▶ [Given request]:
Pick out and copy every line below that contains the string "обучения". Uppercase and lowercase must match.

Data lines

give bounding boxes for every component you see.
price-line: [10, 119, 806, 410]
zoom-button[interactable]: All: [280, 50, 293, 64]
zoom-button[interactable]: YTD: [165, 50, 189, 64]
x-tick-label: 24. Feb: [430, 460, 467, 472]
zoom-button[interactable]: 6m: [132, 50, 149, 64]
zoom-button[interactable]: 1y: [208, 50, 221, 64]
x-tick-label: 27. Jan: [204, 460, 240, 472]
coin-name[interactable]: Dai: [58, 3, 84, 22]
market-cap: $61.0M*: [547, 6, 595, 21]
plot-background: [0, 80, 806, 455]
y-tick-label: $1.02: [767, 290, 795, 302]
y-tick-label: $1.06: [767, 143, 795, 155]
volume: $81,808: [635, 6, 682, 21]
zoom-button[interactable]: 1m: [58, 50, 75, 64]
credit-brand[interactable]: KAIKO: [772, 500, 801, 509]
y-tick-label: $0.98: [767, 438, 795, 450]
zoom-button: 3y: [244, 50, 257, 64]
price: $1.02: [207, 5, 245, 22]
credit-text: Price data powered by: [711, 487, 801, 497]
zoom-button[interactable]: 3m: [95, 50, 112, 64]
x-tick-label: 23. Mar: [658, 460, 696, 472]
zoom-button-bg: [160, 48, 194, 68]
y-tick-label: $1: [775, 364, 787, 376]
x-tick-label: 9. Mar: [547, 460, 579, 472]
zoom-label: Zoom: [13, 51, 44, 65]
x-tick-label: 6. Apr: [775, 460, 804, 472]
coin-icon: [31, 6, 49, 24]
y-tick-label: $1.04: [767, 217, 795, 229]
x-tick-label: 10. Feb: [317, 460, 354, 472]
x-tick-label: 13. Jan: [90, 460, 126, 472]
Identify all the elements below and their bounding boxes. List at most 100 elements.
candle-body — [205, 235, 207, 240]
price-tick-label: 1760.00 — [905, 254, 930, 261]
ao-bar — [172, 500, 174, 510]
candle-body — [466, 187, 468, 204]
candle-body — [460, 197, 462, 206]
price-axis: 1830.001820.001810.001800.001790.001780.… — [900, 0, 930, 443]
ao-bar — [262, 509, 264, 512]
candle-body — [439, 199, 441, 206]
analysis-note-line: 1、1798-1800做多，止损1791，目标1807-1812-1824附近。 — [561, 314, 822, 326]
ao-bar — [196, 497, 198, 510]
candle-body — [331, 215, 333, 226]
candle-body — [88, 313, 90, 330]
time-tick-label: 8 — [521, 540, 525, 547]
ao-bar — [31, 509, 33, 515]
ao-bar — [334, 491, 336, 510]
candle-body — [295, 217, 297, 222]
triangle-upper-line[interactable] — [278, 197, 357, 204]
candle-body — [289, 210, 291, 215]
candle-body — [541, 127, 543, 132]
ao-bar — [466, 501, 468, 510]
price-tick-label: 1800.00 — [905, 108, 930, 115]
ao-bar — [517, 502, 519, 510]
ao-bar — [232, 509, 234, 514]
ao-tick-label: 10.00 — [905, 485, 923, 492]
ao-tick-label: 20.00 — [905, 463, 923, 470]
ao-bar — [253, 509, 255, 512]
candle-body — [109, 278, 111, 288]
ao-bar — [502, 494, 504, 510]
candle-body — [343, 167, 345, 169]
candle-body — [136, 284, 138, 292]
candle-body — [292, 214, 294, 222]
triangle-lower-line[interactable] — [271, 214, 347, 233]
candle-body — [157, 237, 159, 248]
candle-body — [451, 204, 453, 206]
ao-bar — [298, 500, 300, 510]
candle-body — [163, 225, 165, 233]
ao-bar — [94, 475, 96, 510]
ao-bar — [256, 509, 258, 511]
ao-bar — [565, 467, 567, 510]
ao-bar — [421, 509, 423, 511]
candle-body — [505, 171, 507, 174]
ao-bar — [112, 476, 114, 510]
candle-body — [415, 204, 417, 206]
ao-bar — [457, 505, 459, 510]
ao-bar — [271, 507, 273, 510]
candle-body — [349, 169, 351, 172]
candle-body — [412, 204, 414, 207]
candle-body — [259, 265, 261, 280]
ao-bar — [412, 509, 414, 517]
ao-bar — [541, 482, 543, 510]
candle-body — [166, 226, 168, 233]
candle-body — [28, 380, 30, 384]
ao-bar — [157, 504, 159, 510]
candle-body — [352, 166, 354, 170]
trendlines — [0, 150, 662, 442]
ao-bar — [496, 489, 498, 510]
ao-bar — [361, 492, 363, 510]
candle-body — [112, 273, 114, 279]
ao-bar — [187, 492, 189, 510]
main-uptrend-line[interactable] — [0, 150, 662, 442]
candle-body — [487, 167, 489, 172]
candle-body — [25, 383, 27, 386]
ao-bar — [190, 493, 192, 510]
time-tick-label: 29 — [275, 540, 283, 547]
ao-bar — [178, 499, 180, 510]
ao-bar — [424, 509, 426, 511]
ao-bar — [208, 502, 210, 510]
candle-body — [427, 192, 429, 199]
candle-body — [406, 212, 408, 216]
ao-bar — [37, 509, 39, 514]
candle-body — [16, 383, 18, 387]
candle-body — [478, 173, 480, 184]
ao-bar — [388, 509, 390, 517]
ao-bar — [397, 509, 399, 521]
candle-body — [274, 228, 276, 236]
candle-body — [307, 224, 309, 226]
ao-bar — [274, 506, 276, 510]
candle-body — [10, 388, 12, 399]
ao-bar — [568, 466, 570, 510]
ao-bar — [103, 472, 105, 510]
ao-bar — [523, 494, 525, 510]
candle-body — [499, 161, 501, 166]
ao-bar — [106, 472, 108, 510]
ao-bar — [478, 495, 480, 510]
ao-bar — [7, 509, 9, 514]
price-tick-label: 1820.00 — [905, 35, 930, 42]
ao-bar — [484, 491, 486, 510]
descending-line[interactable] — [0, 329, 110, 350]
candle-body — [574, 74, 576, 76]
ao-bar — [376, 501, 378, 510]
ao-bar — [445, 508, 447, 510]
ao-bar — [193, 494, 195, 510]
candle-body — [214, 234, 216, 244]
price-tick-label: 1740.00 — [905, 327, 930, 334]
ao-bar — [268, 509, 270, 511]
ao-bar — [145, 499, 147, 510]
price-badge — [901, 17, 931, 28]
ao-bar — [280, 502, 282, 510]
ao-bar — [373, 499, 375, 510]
---
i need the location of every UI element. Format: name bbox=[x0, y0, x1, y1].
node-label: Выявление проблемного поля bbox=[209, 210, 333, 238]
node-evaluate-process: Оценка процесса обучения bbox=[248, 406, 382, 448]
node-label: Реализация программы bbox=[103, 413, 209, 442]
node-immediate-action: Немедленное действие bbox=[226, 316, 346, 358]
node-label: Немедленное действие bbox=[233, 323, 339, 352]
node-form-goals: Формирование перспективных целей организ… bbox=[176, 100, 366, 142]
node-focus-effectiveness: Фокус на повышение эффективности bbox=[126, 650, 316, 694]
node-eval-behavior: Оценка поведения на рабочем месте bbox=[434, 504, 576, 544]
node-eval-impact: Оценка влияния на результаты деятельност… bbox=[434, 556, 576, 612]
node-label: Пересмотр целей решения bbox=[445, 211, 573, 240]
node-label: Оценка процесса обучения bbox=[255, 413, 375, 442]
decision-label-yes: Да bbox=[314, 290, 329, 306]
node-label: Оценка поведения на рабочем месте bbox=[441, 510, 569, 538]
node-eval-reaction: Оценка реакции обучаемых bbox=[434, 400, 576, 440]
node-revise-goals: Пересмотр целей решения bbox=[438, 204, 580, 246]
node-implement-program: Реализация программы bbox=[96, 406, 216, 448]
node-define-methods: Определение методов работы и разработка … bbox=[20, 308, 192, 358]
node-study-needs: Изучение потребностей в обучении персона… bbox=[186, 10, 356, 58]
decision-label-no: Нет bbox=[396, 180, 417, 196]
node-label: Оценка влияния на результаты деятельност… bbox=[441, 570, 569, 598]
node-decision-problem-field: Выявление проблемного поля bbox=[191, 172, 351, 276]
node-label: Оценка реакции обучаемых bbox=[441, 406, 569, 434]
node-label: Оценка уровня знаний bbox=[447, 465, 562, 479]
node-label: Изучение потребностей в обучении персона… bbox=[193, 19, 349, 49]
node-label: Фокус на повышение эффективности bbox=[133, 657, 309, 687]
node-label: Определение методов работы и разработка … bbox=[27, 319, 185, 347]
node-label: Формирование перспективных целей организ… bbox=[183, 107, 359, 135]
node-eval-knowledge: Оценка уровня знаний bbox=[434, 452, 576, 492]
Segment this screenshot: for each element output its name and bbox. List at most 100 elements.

▶ [Complete answer]:
node-evaluate-process: Оценка процесса обучения bbox=[248, 406, 382, 448]
node-label: Оценка процесса обучения bbox=[255, 413, 375, 442]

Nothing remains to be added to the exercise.